● Challenge:
Answer with one number only: the number of lines that contain "Loiret".

● Saved entries:

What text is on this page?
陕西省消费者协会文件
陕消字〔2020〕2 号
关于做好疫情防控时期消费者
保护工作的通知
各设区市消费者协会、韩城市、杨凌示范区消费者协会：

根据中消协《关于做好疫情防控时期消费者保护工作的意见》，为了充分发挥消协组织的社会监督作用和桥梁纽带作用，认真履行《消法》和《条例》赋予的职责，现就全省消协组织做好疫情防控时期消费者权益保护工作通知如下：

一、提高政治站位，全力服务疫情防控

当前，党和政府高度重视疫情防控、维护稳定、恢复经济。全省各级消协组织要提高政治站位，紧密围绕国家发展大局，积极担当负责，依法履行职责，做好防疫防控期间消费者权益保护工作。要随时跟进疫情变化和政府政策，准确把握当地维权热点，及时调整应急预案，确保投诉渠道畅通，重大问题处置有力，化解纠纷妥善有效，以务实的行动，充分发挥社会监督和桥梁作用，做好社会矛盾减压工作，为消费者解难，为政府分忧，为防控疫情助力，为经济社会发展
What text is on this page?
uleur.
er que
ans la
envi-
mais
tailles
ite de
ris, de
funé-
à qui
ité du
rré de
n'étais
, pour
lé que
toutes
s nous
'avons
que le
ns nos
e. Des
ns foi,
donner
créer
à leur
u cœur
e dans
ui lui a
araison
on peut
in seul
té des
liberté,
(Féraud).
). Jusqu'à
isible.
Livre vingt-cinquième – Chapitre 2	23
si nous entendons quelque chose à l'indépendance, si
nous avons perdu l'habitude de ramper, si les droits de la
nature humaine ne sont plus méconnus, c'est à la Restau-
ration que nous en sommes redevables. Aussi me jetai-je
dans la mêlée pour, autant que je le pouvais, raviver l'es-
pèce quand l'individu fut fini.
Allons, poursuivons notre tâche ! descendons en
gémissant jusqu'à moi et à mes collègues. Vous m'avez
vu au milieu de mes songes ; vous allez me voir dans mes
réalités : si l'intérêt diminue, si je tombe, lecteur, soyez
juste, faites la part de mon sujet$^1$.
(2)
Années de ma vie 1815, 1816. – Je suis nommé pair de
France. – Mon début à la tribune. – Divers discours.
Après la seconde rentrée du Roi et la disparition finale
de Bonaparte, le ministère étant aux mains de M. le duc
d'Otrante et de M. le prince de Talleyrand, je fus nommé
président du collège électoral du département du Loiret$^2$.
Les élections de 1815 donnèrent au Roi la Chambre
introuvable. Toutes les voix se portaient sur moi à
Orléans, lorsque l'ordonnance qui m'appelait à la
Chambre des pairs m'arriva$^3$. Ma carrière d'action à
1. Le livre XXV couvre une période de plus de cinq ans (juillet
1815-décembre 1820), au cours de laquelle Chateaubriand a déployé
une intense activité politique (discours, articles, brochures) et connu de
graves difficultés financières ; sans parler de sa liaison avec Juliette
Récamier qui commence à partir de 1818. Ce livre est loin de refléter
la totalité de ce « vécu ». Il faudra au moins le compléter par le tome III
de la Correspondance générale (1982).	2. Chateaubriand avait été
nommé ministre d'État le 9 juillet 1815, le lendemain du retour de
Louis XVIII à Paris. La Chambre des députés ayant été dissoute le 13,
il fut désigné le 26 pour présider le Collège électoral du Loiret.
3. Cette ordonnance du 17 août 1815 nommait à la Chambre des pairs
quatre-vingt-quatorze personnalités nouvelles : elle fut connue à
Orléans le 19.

● Answer for this exercise:
2